### [AIM]
Answer with a single number: the count of lines that include the string "Tholen".

### [DATA FOR THIS TASK]
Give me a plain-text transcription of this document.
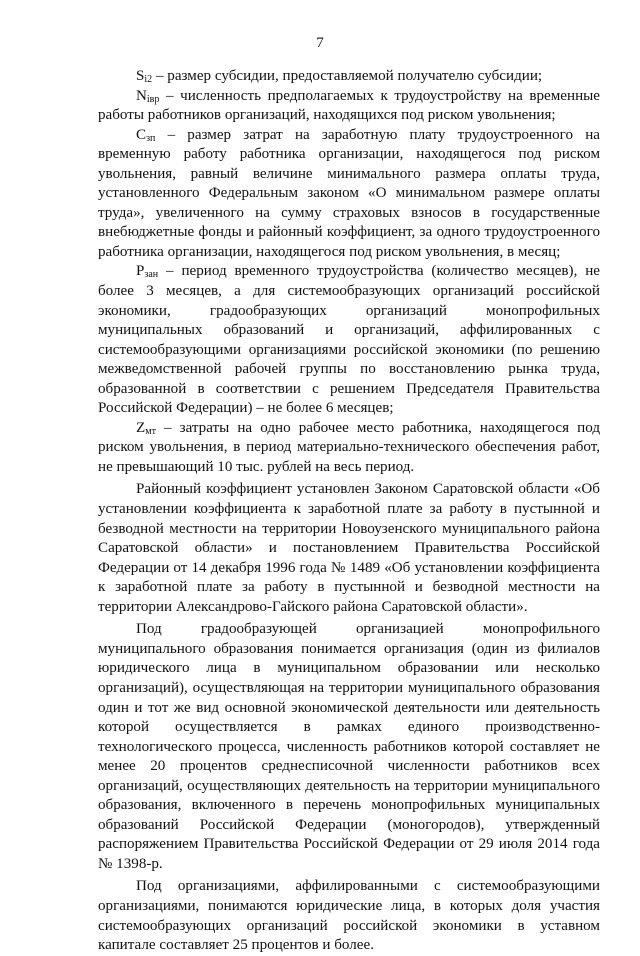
7

$S_{i2}$ – размер субсидии, предоставляемой получателю субсидии;

$N_{iвр}$ – численность предполагаемых к трудоустройству на временные работы работников организаций, находящихся под риском увольнения;

$C_{зп}$ – размер затрат на заработную плату трудоустроенного на временную работу работника организации, находящегося под риском увольнения, равный величине минимального размера оплаты труда, установленного Федеральным законом «О минимальном размере оплаты труда», увеличенного на сумму страховых взносов в государственные внебюджетные фонды и районный коэффициент, за одного трудоустроенного работника организации, находящегося под риском увольнения, в месяц;

$P_{зан}$ – период временного трудоустройства (количество месяцев), не более 3 месяцев, а для системообразующих организаций российской экономики, градообразующих организаций монопрофильных муниципальных образований и организаций, аффилированных с системообразующими организациями российской экономики (по решению межведомственной рабочей группы по восстановлению рынка труда, образованной в соответствии с решением Председателя Правительства Российской Федерации) – не более 6 месяцев;

$Z_{мт}$ – затраты на одно рабочее место работника, находящегося под риском увольнения, в период материально-технического обеспечения работ, не превышающий 10 тыс. рублей на весь период.

Районный коэффициент установлен Законом Саратовской области «Об установлении коэффициента к заработной плате за работу в пустынной и безводной местности на территории Новоузенского муниципального района Саратовской области» и постановлением Правительства Российской Федерации от 14 декабря 1996 года № 1489 «Об установлении коэффициента к заработной плате за работу в пустынной и безводной местности на территории Александрово-Гайского района Саратовской области».

Под градообразующей организацией монопрофильного муниципального образования понимается организация (один из филиалов юридического лица в муниципальном образовании или несколько организаций), осуществляющая на территории муниципального образования один и тот же вид основной экономической деятельности или деятельность которой осуществляется в рамках единого производственно-технологического процесса, численность работников которой составляет не менее 20 процентов среднесписочной численности работников всех организаций, осуществляющих деятельность на территории муниципального образования, включенного в перечень монопрофильных муниципальных образований Российской Федерации (моногородов), утвержденный распоряжением Правительства Российской Федерации от 29 июля 2014 года № 1398-р.

Под организациями, аффилированными с системообразующими организациями, понимаются юридические лица, в которых доля участия системообразующих организаций российской экономики в уставном капитале составляет 25 процентов и более.
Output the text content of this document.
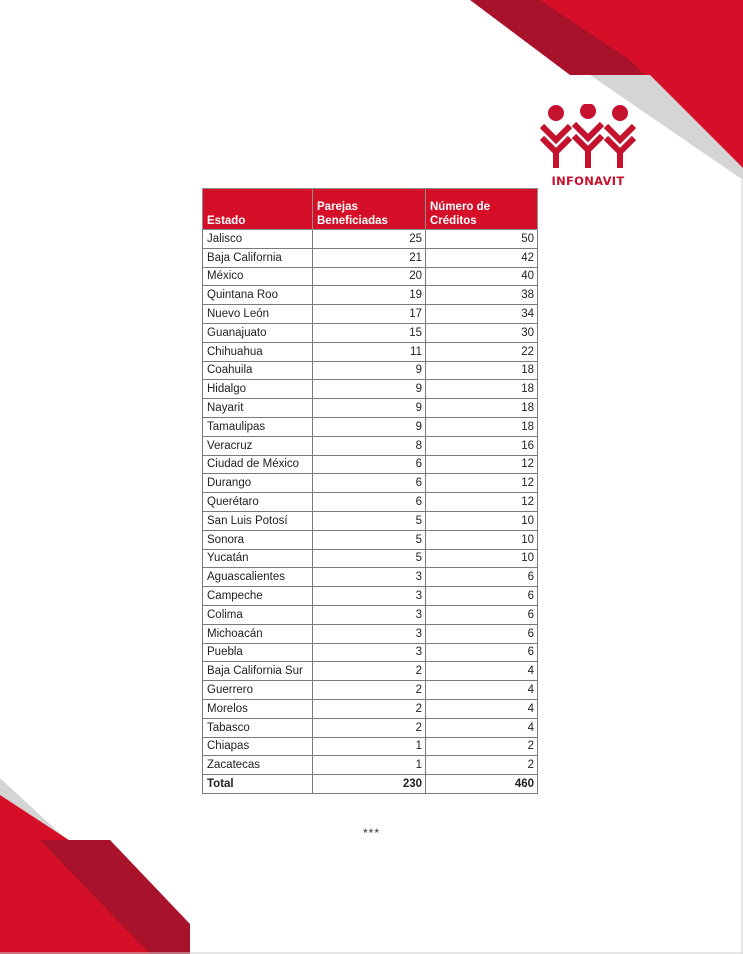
INFONAVIT
Estado	Parejas Beneficiadas	Número de Créditos
Jalisco	25	50
Baja California	21	42
México	20	40
Quintana Roo	19	38
Nuevo León	17	34
Guanajuato	15	30
Chihuahua	11	22
Coahuila	9	18
Hidalgo	9	18
Nayarit	9	18
Tamaulipas	9	18
Veracruz	8	16
Ciudad de México	6	12
Durango	6	12
Querétaro	6	12
San Luis Potosí	5	10
Sonora	5	10
Yucatán	5	10
Aguascalientes	3	6
Campeche	3	6
Colima	3	6
Michoacán	3	6
Puebla	3	6
Baja California Sur	2	4
Guerrero	2	4
Morelos	2	4
Tabasco	2	4
Chiapas	1	2
Zacatecas	1	2
Total	230	460
***
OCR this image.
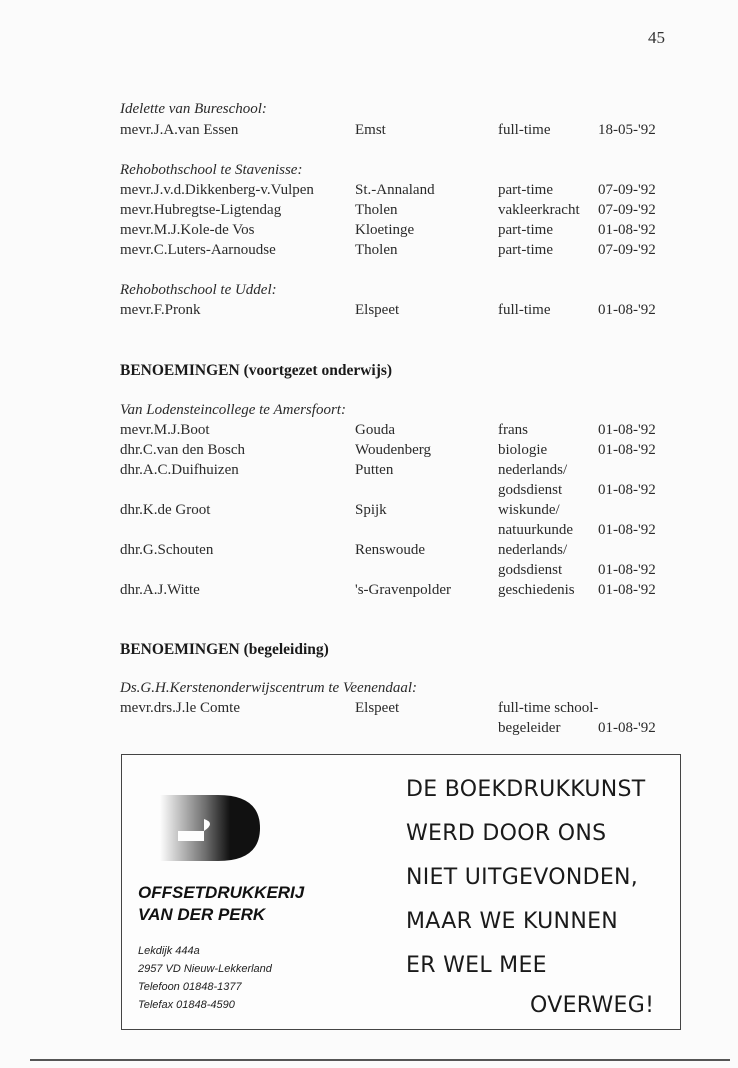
45
Idelette van Bureschool:
mevr.J.A.van Essen	Emst	full-time	18-05-'92
Rehobothschool te Stavenisse:
mevr.J.v.d.Dikkenberg-v.Vulpen	St.-Annaland	part-time	07-09-'92
mevr.Hubregtse-Ligtendag	Tholen	vakleerkracht 07-09-'92
mevr.M.J.Kole-de Vos	Kloetinge	part-time	01-08-'92
mevr.C.Luters-Aarnoudse	Tholen	part-time	07-09-'92
Rehobothschool te Uddel:
mevr.F.Pronk	Elspeet	full-time	01-08-'92
BENOEMINGEN (voortgezet onderwijs)
Van Lodensteincollege te Amersfoort:
mevr.M.J.Boot	Gouda	frans	01-08-'92
dhr.C.van den Bosch	Woudenberg	biologie	01-08-'92
dhr.A.C.Duifhuizen	Putten	nederlands/
godsdienst 01-08-'92
dhr.K.de Groot	Spijk	wiskunde/
natuurkunde 01-08-'92
dhr.G.Schouten	Renswoude	nederlands/
godsdienst 01-08-'92
dhr.A.J.Witte	's-Gravenpolder	geschiedenis 01-08-'92
BENOEMINGEN (begeleiding)
Ds.G.H.Kerstenonderwijscentrum te Veenendaal:
mevr.drs.J.le Comte	Elspeet	full-time school-
begeleider	01-08-'92
OFFSETDRUKKERIJ
VAN DER PERK
Lekdijk 444a
2957 VD Nieuw-Lekkerland
Telefoon 01848-1377
Telefax 01848-4590
DE BOEKDRUKKUNST
WERD DOOR ONS
NIET UITGEVONDEN,
MAAR WE KUNNEN
ER WEL MEE
OVERWEG!
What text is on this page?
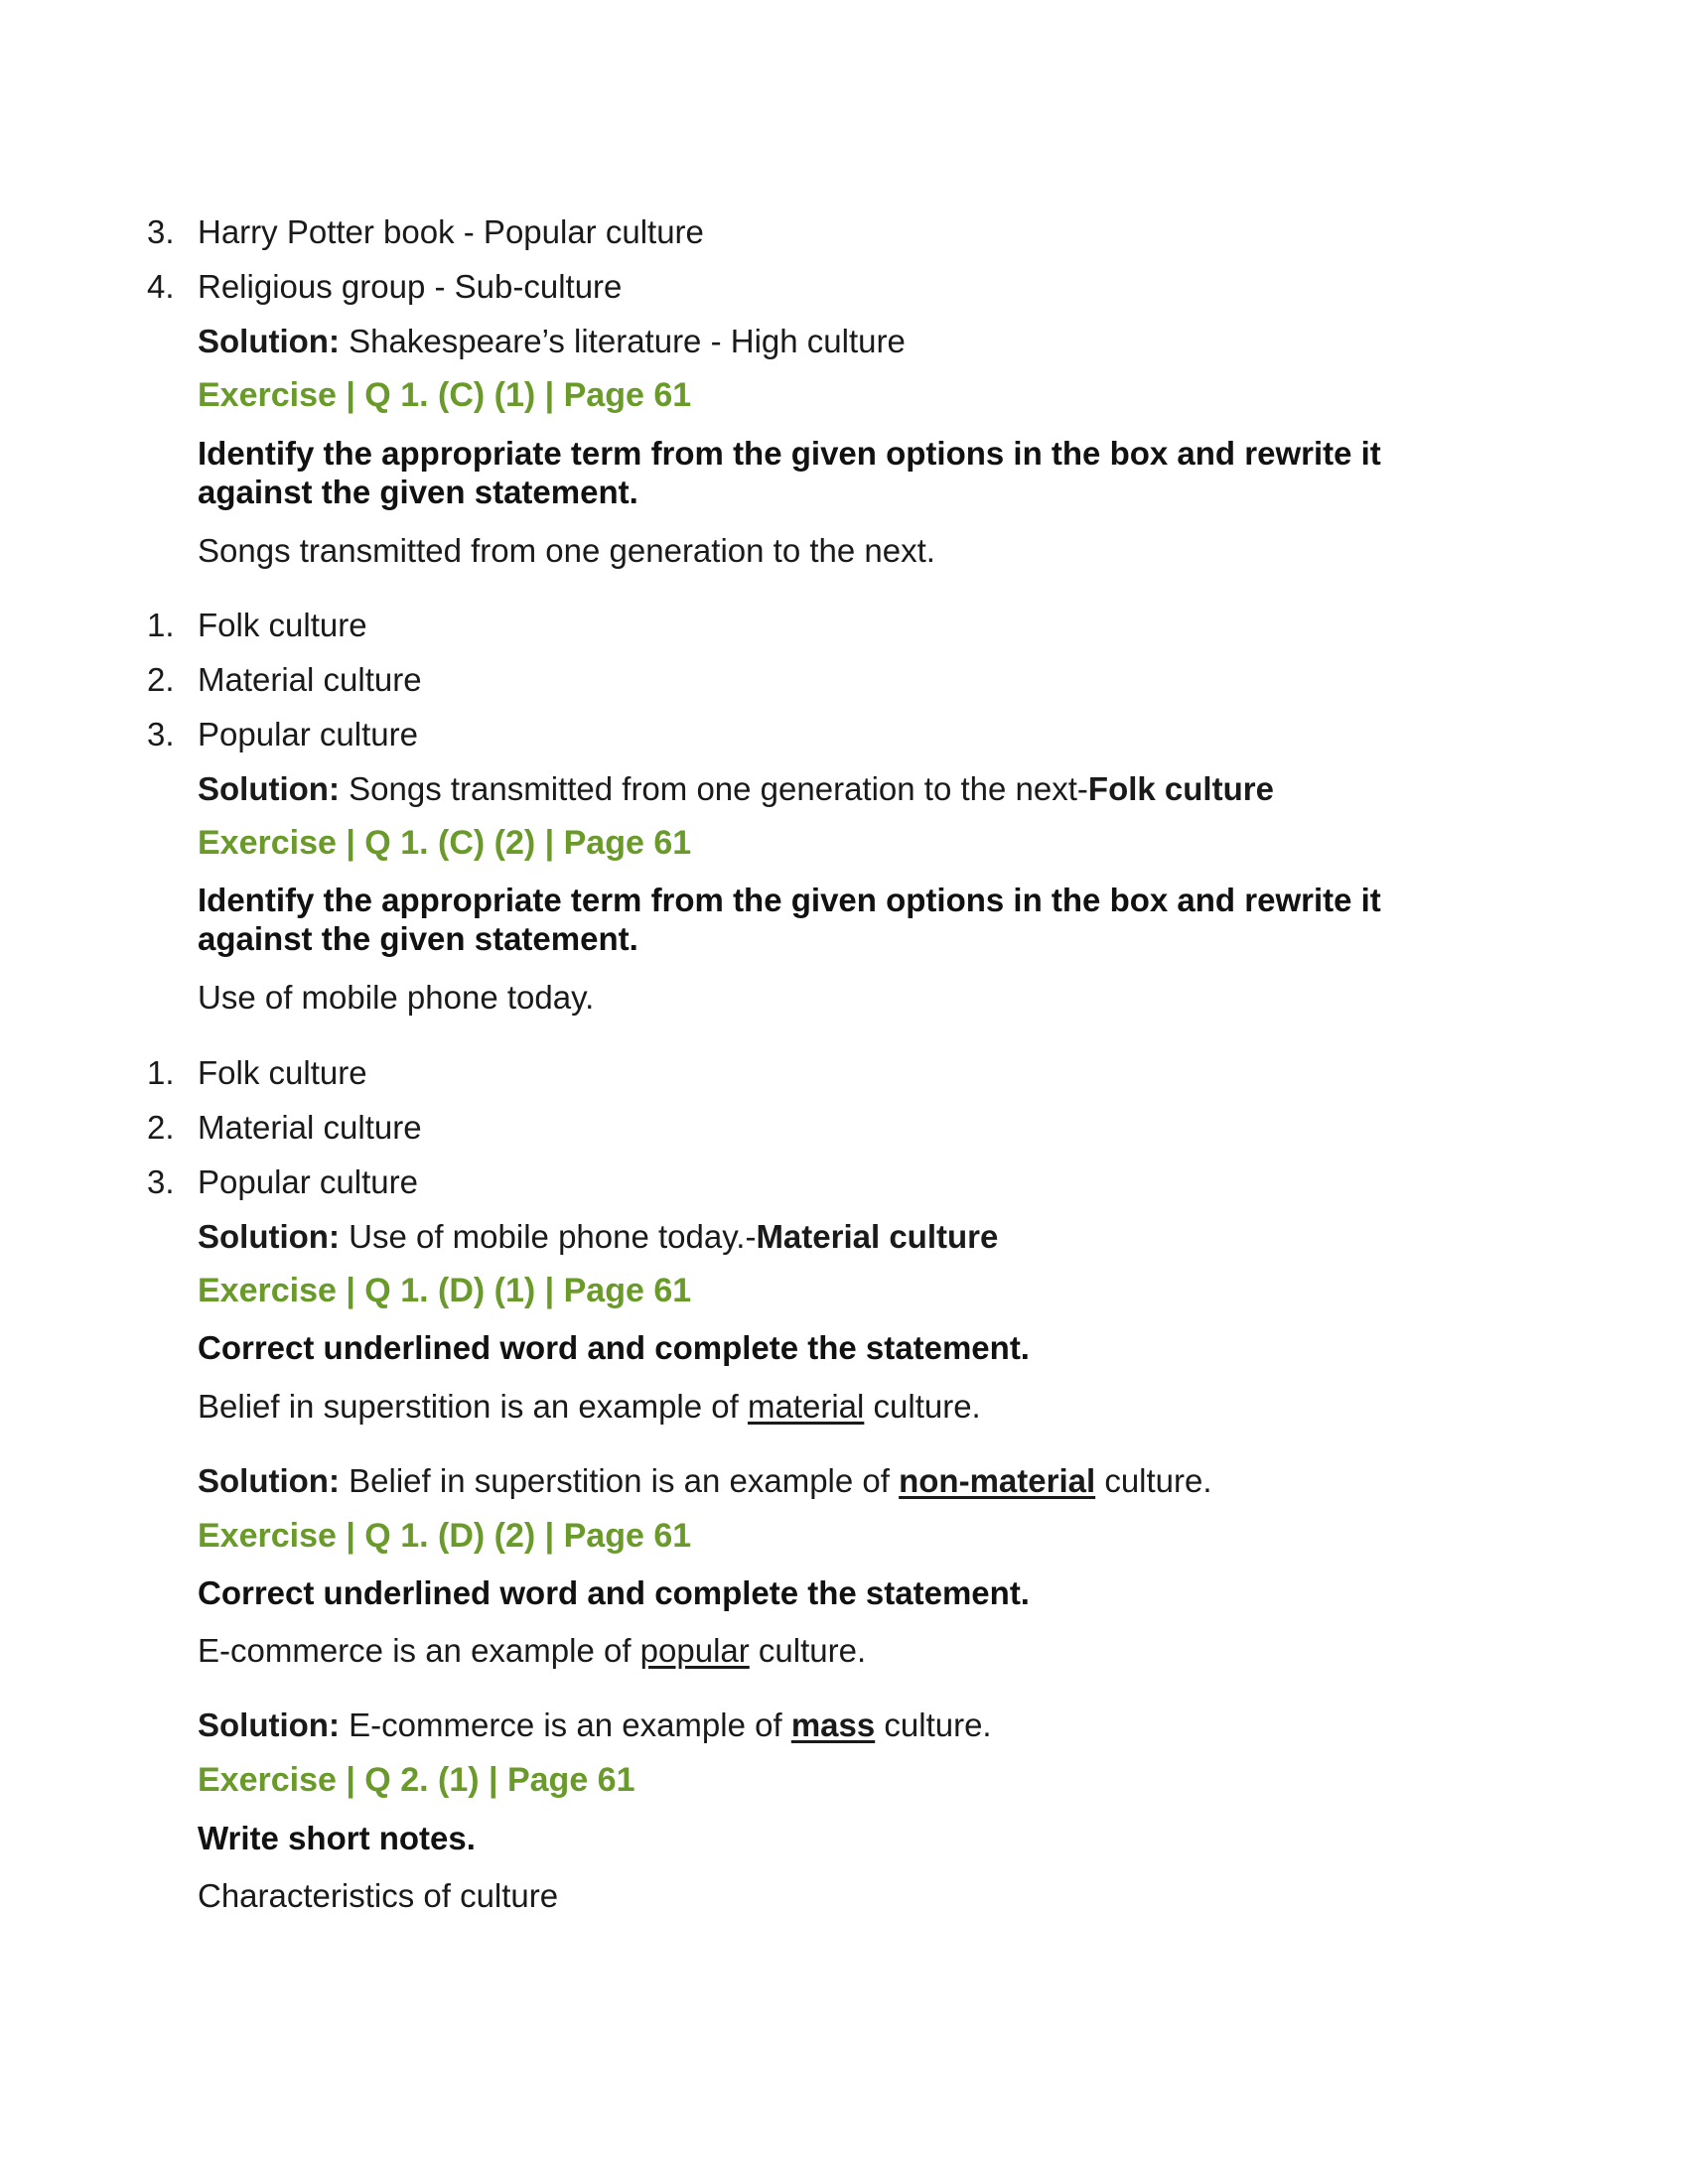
3. Harry Potter book - Popular culture
4. Religious group - Sub-culture
Solution: Shakespeare’s literature - High culture
Exercise | Q 1. (C) (1) | Page 61
Identify the appropriate term from the given options in the box and rewrite it
against the given statement.
Songs transmitted from one generation to the next.
1. Folk culture
2. Material culture
3. Popular culture
Solution: Songs transmitted from one generation to the next-Folk culture
Exercise | Q 1. (C) (2) | Page 61
Identify the appropriate term from the given options in the box and rewrite it
against the given statement.
Use of mobile phone today.
1. Folk culture
2. Material culture
3. Popular culture
Solution: Use of mobile phone today.-Material culture
Exercise | Q 1. (D) (1) | Page 61
Correct underlined word and complete the statement.
Belief in superstition is an example of material culture.
Solution: Belief in superstition is an example of non-material culture.
Exercise | Q 1. (D) (2) | Page 61
Correct underlined word and complete the statement.
E-commerce is an example of popular culture.
Solution: E-commerce is an example of mass culture.
Exercise | Q 2. (1) | Page 61
Write short notes.
Characteristics of culture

### [TASK RESPONSE]
2